## Brief
Scan the data below for the string "arrow". Copy every line where it appears.

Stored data
● ● ● ● ● ● ●
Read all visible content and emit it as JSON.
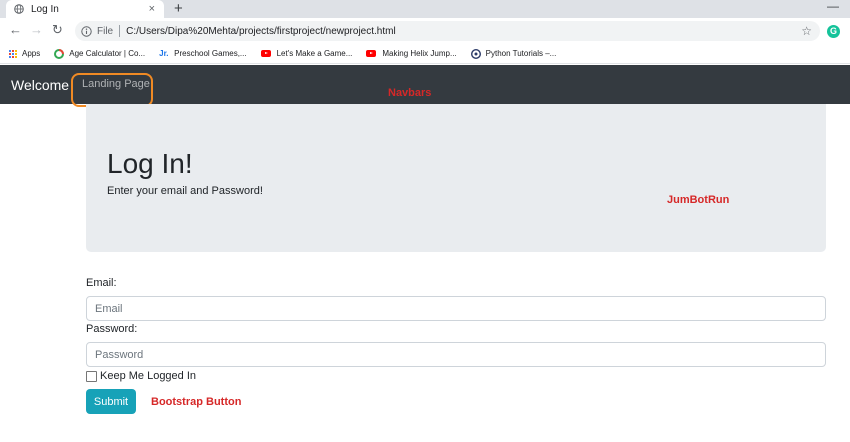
{
  "browser": {
    "tab_title": "Log In",
    "tab_close": "×",
    "new_tab": "+",
    "window_minimize": "—",
    "address": {
      "file_label": "File",
      "url": "C:/Users/Dipa%20Mehta/projects/firstproject/newproject.html"
    },
    "extension_letter": "G",
    "bookmarks": [
      {
        "label": "Apps",
        "icon": "apps-grid-icon"
      },
      {
        "label": "Age Calculator | Co...",
        "icon": "age-calculator-icon"
      },
      {
        "label": "Preschool Games,...",
        "icon": "preschool-icon"
      },
      {
        "label": "Let's Make a Game...",
        "icon": "youtube-icon"
      },
      {
        "label": "Making Helix Jump...",
        "icon": "youtube-icon"
      },
      {
        "label": "Python Tutorials –...",
        "icon": "python-icon"
      }
    ]
  },
  "navbar": {
    "brand": "Welcome",
    "link": "Landing Page"
  },
  "annotations": {
    "navbars": "Navbars",
    "jumbotron": "JumBotRun",
    "button": "Bootstrap Button"
  },
  "jumbotron": {
    "title": "Log In!",
    "lead": "Enter your email and Password!"
  },
  "form": {
    "email_label": "Email:",
    "email_placeholder": "Email",
    "password_label": "Password:",
    "password_placeholder": "Password",
    "remember_label": "Keep Me Logged In",
    "submit_label": "Submit"
  },
  "colors": {
    "navbar_bg": "#343a40",
    "jumbotron_bg": "#e9ecef",
    "button_bg": "#17a2b8",
    "annotation": "#d62828",
    "highlight": "#f08a24"
  }
}
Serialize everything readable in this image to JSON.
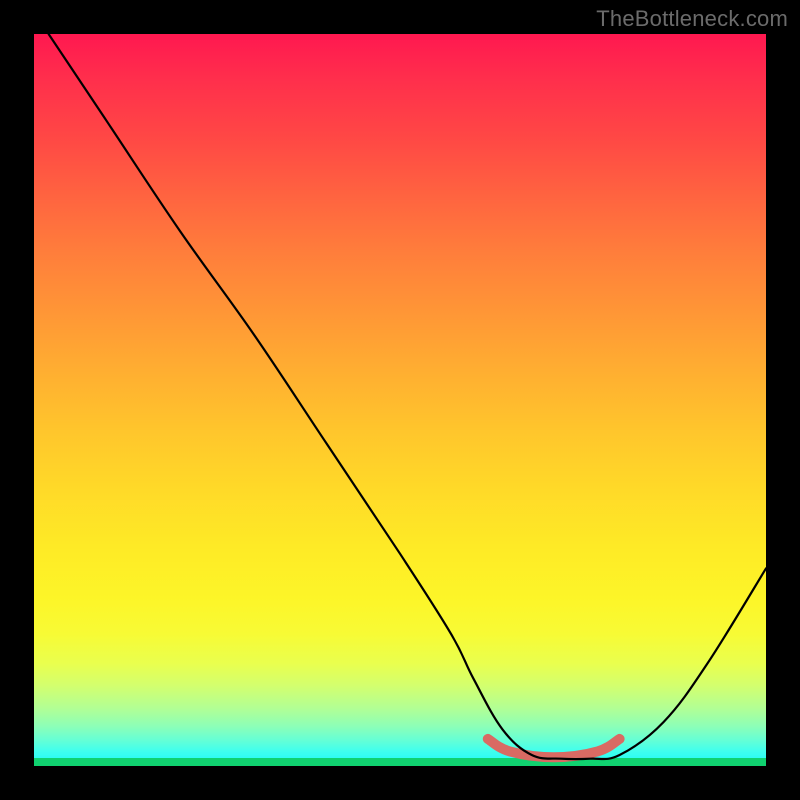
{
  "watermark": "TheBottleneck.com",
  "colors": {
    "bg": "#000000",
    "curve": "#000000",
    "highlight": "#d96a63",
    "green_band": "#10d270"
  },
  "chart_data": {
    "type": "line",
    "title": "",
    "xlabel": "",
    "ylabel": "",
    "xlim": [
      0,
      100
    ],
    "ylim": [
      0,
      100
    ],
    "x": [
      2,
      10,
      20,
      30,
      40,
      50,
      57,
      60,
      64,
      68,
      72,
      76,
      80,
      86,
      92,
      100
    ],
    "values": [
      100,
      88,
      73,
      59,
      44,
      29,
      18,
      12,
      5,
      1.5,
      1,
      1,
      1.5,
      6,
      14,
      27
    ],
    "highlight_range_x": [
      62,
      80
    ],
    "highlight_y_approx": 1.2
  }
}
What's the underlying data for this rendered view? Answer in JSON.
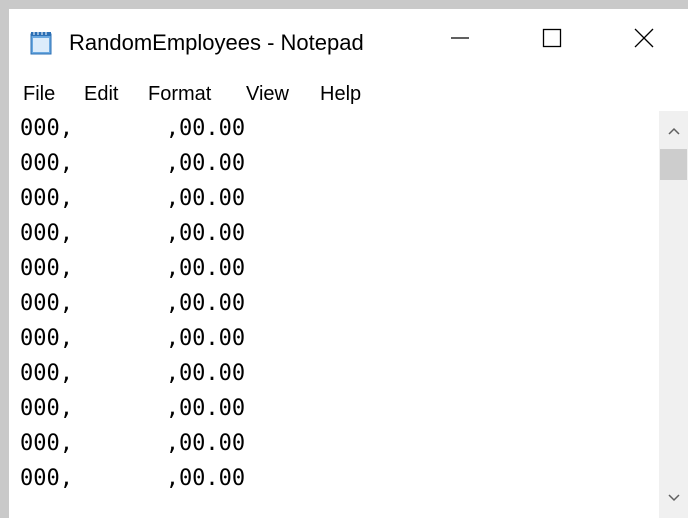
{
  "window": {
    "title": "RandomEmployees - Notepad",
    "app_icon": "notepad-icon"
  },
  "caption_buttons": {
    "minimize_icon": "minimize-icon",
    "maximize_icon": "maximize-icon",
    "close_icon": "close-icon"
  },
  "menu": {
    "items": [
      {
        "label": "File"
      },
      {
        "label": "Edit"
      },
      {
        "label": "Format"
      },
      {
        "label": "View"
      },
      {
        "label": "Help"
      }
    ]
  },
  "editor": {
    "lines": [
      "000,       ,00.00",
      "000,       ,00.00",
      "000,       ,00.00",
      "000,       ,00.00",
      "000,       ,00.00",
      "000,       ,00.00",
      "000,       ,00.00",
      "000,       ,00.00",
      "000,       ,00.00",
      "000,       ,00.00",
      "000,       ,00.00"
    ]
  },
  "scrollbar": {
    "up_icon": "scroll-up-arrow-icon",
    "down_icon": "scroll-down-arrow-icon"
  },
  "colors": {
    "background": "#ffffff",
    "frame": "#c9c9c9",
    "scrollbar_track": "#f0f0f0",
    "scrollbar_thumb": "#cdcdcd",
    "text": "#000000"
  }
}
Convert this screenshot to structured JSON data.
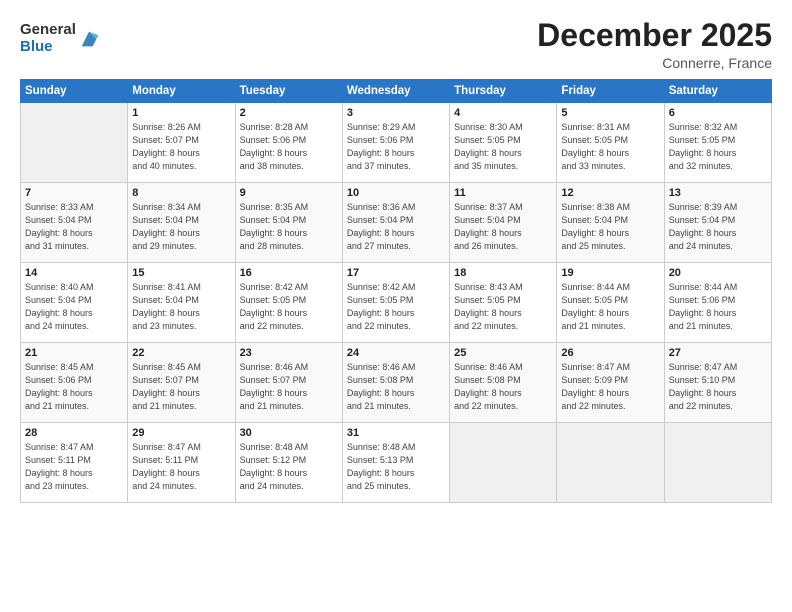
{
  "logo": {
    "general": "General",
    "blue": "Blue"
  },
  "title": "December 2025",
  "location": "Connerre, France",
  "days_header": [
    "Sunday",
    "Monday",
    "Tuesday",
    "Wednesday",
    "Thursday",
    "Friday",
    "Saturday"
  ],
  "weeks": [
    [
      {
        "num": "",
        "info": "",
        "empty": true
      },
      {
        "num": "1",
        "info": "Sunrise: 8:26 AM\nSunset: 5:07 PM\nDaylight: 8 hours\nand 40 minutes."
      },
      {
        "num": "2",
        "info": "Sunrise: 8:28 AM\nSunset: 5:06 PM\nDaylight: 8 hours\nand 38 minutes."
      },
      {
        "num": "3",
        "info": "Sunrise: 8:29 AM\nSunset: 5:06 PM\nDaylight: 8 hours\nand 37 minutes."
      },
      {
        "num": "4",
        "info": "Sunrise: 8:30 AM\nSunset: 5:05 PM\nDaylight: 8 hours\nand 35 minutes."
      },
      {
        "num": "5",
        "info": "Sunrise: 8:31 AM\nSunset: 5:05 PM\nDaylight: 8 hours\nand 33 minutes."
      },
      {
        "num": "6",
        "info": "Sunrise: 8:32 AM\nSunset: 5:05 PM\nDaylight: 8 hours\nand 32 minutes."
      }
    ],
    [
      {
        "num": "7",
        "info": "Sunrise: 8:33 AM\nSunset: 5:04 PM\nDaylight: 8 hours\nand 31 minutes."
      },
      {
        "num": "8",
        "info": "Sunrise: 8:34 AM\nSunset: 5:04 PM\nDaylight: 8 hours\nand 29 minutes."
      },
      {
        "num": "9",
        "info": "Sunrise: 8:35 AM\nSunset: 5:04 PM\nDaylight: 8 hours\nand 28 minutes."
      },
      {
        "num": "10",
        "info": "Sunrise: 8:36 AM\nSunset: 5:04 PM\nDaylight: 8 hours\nand 27 minutes."
      },
      {
        "num": "11",
        "info": "Sunrise: 8:37 AM\nSunset: 5:04 PM\nDaylight: 8 hours\nand 26 minutes."
      },
      {
        "num": "12",
        "info": "Sunrise: 8:38 AM\nSunset: 5:04 PM\nDaylight: 8 hours\nand 25 minutes."
      },
      {
        "num": "13",
        "info": "Sunrise: 8:39 AM\nSunset: 5:04 PM\nDaylight: 8 hours\nand 24 minutes."
      }
    ],
    [
      {
        "num": "14",
        "info": "Sunrise: 8:40 AM\nSunset: 5:04 PM\nDaylight: 8 hours\nand 24 minutes."
      },
      {
        "num": "15",
        "info": "Sunrise: 8:41 AM\nSunset: 5:04 PM\nDaylight: 8 hours\nand 23 minutes."
      },
      {
        "num": "16",
        "info": "Sunrise: 8:42 AM\nSunset: 5:05 PM\nDaylight: 8 hours\nand 22 minutes."
      },
      {
        "num": "17",
        "info": "Sunrise: 8:42 AM\nSunset: 5:05 PM\nDaylight: 8 hours\nand 22 minutes."
      },
      {
        "num": "18",
        "info": "Sunrise: 8:43 AM\nSunset: 5:05 PM\nDaylight: 8 hours\nand 22 minutes."
      },
      {
        "num": "19",
        "info": "Sunrise: 8:44 AM\nSunset: 5:05 PM\nDaylight: 8 hours\nand 21 minutes."
      },
      {
        "num": "20",
        "info": "Sunrise: 8:44 AM\nSunset: 5:06 PM\nDaylight: 8 hours\nand 21 minutes."
      }
    ],
    [
      {
        "num": "21",
        "info": "Sunrise: 8:45 AM\nSunset: 5:06 PM\nDaylight: 8 hours\nand 21 minutes."
      },
      {
        "num": "22",
        "info": "Sunrise: 8:45 AM\nSunset: 5:07 PM\nDaylight: 8 hours\nand 21 minutes."
      },
      {
        "num": "23",
        "info": "Sunrise: 8:46 AM\nSunset: 5:07 PM\nDaylight: 8 hours\nand 21 minutes."
      },
      {
        "num": "24",
        "info": "Sunrise: 8:46 AM\nSunset: 5:08 PM\nDaylight: 8 hours\nand 21 minutes."
      },
      {
        "num": "25",
        "info": "Sunrise: 8:46 AM\nSunset: 5:08 PM\nDaylight: 8 hours\nand 22 minutes."
      },
      {
        "num": "26",
        "info": "Sunrise: 8:47 AM\nSunset: 5:09 PM\nDaylight: 8 hours\nand 22 minutes."
      },
      {
        "num": "27",
        "info": "Sunrise: 8:47 AM\nSunset: 5:10 PM\nDaylight: 8 hours\nand 22 minutes."
      }
    ],
    [
      {
        "num": "28",
        "info": "Sunrise: 8:47 AM\nSunset: 5:11 PM\nDaylight: 8 hours\nand 23 minutes."
      },
      {
        "num": "29",
        "info": "Sunrise: 8:47 AM\nSunset: 5:11 PM\nDaylight: 8 hours\nand 24 minutes."
      },
      {
        "num": "30",
        "info": "Sunrise: 8:48 AM\nSunset: 5:12 PM\nDaylight: 8 hours\nand 24 minutes."
      },
      {
        "num": "31",
        "info": "Sunrise: 8:48 AM\nSunset: 5:13 PM\nDaylight: 8 hours\nand 25 minutes."
      },
      {
        "num": "",
        "info": "",
        "empty": true
      },
      {
        "num": "",
        "info": "",
        "empty": true
      },
      {
        "num": "",
        "info": "",
        "empty": true
      }
    ]
  ]
}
● ● ● ● ● ● ●
## Final answer
    "up_icon": "scroll-up-arrow-icon",
    "down_icon": "scroll-down-arrow-icon"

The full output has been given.